Übertrage bitte alle folgenden Einträge Zeile für Zeile in eine JSON-Liste aus Strings, wobei Leerzeilen und Bilder wegfallen.

>>

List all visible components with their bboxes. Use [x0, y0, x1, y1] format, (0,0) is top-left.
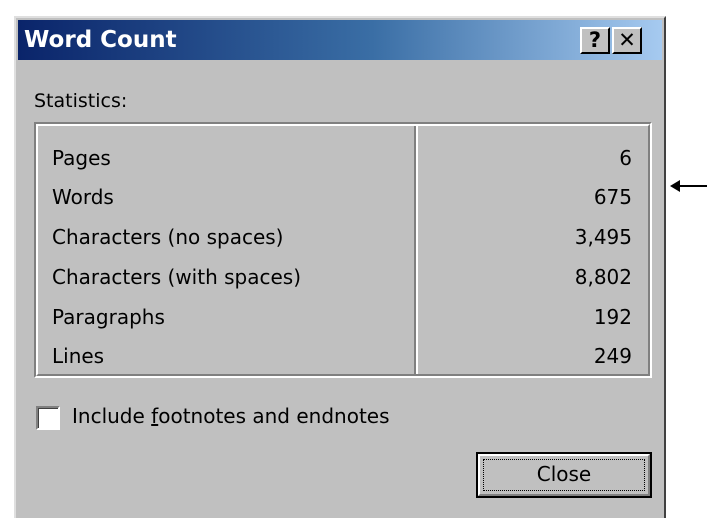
- statistics-label: Statistics:: [34, 90, 128, 112]
- stat-label-lines: Lines: [52, 344, 105, 368]
- left-arrow-icon: [670, 180, 707, 192]
- stat-label-pages: Pages: [52, 146, 111, 170]
- stat-value-characters-no-spaces: 3,495: [574, 225, 632, 249]
- close-button-label: Close: [536, 462, 592, 486]
- stat-label-characters-no-spaces: Characters (no spaces): [52, 225, 284, 249]
- stat-label-paragraphs: Paragraphs: [52, 305, 165, 329]
- include-footnotes-checkbox[interactable]: [36, 406, 60, 430]
- close-window-button[interactable]: ✕: [612, 27, 642, 54]
- include-footnotes-label[interactable]: Include footnotes and endnotes: [72, 404, 390, 428]
- column-divider: [414, 126, 418, 374]
- stat-label-characters-with-spaces: Characters (with spaces): [52, 265, 302, 289]
- title-bar[interactable]: Word Count ? ✕: [18, 20, 662, 60]
- help-button[interactable]: ?: [580, 27, 610, 54]
- stat-value-characters-with-spaces: 8,802: [574, 265, 632, 289]
- stat-value-words: 675: [593, 185, 632, 209]
- close-button[interactable]: Close: [476, 452, 652, 498]
- stat-value-pages: 6: [619, 146, 632, 170]
- stat-label-words: Words: [52, 185, 114, 209]
- statistics-table: Pages 6 Words 675 Characters (no spaces)…: [34, 122, 652, 378]
- window-title: Word Count: [24, 27, 177, 53]
- stat-value-lines: 249: [593, 344, 632, 368]
- stat-value-paragraphs: 192: [593, 305, 632, 329]
- word-count-dialog: Word Count ? ✕ Statistics: Pages 6 Words…: [14, 16, 666, 518]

<<

__ERLEDIGTE AUFGABE__.
[
  "List all visible components with their bboxes. Use [x0, y0, x1, y1] format, (0,0) is top-left.",
  "- statistics-label: Statistics:: [34, 90, 128, 112]",
  "- stat-label-lines: Lines: [52, 344, 105, 368]",
  "- left-arrow-icon: [670, 180, 707, 192]",
  "- stat-label-pages: Pages: [52, 146, 111, 170]",
  "- stat-value-characters-no-spaces: 3,495: [574, 225, 632, 249]",
  "- close-button-label: Close: [536, 462, 592, 486]",
  "- stat-label-characters-no-spaces: Characters (no spaces): [52, 225, 284, 249]",
  "- stat-label-paragraphs: Paragraphs: [52, 305, 165, 329]",
  "- include-footnotes-checkbox[interactable]: [36, 406, 60, 430]",
  "- close-window-button[interactable]: ✕: [612, 27, 642, 54]",
  "- include-footnotes-label[interactable]: Include footnotes and endnotes: [72, 404, 390, 428]",
  "- column-divider: [414, 126, 418, 374]",
  "- stat-label-characters-with-spaces: Characters (with spaces): [52, 265, 302, 289]",
  "- title-bar[interactable]: Word Count ? ✕: [18, 20, 662, 60]",
  "- help-button[interactable]: ?: [580, 27, 610, 54]",
  "- stat-value-characters-with-spaces: 8,802: [574, 265, 632, 289]",
  "- stat-value-words: 675: [593, 185, 632, 209]",
  "- close-button[interactable]: Close: [476, 452, 652, 498]",
  "- stat-value-pages: 6: [619, 146, 632, 170]",
  "- stat-label-words: Words: [52, 185, 114, 209]",
  "- statistics-table: Pages 6 Words 675 Characters (no spaces)…: [34, 122, 652, 378]",
  "- window-title: Word Count: [24, 27, 177, 53]",
  "- stat-value-lines: 249: [593, 344, 632, 368]",
  "- stat-value-paragraphs: 192: [593, 305, 632, 329]",
  "- word-count-dialog: Word Count ? ✕ Statistics: Pages 6 Words…: [14, 16, 666, 518]"
]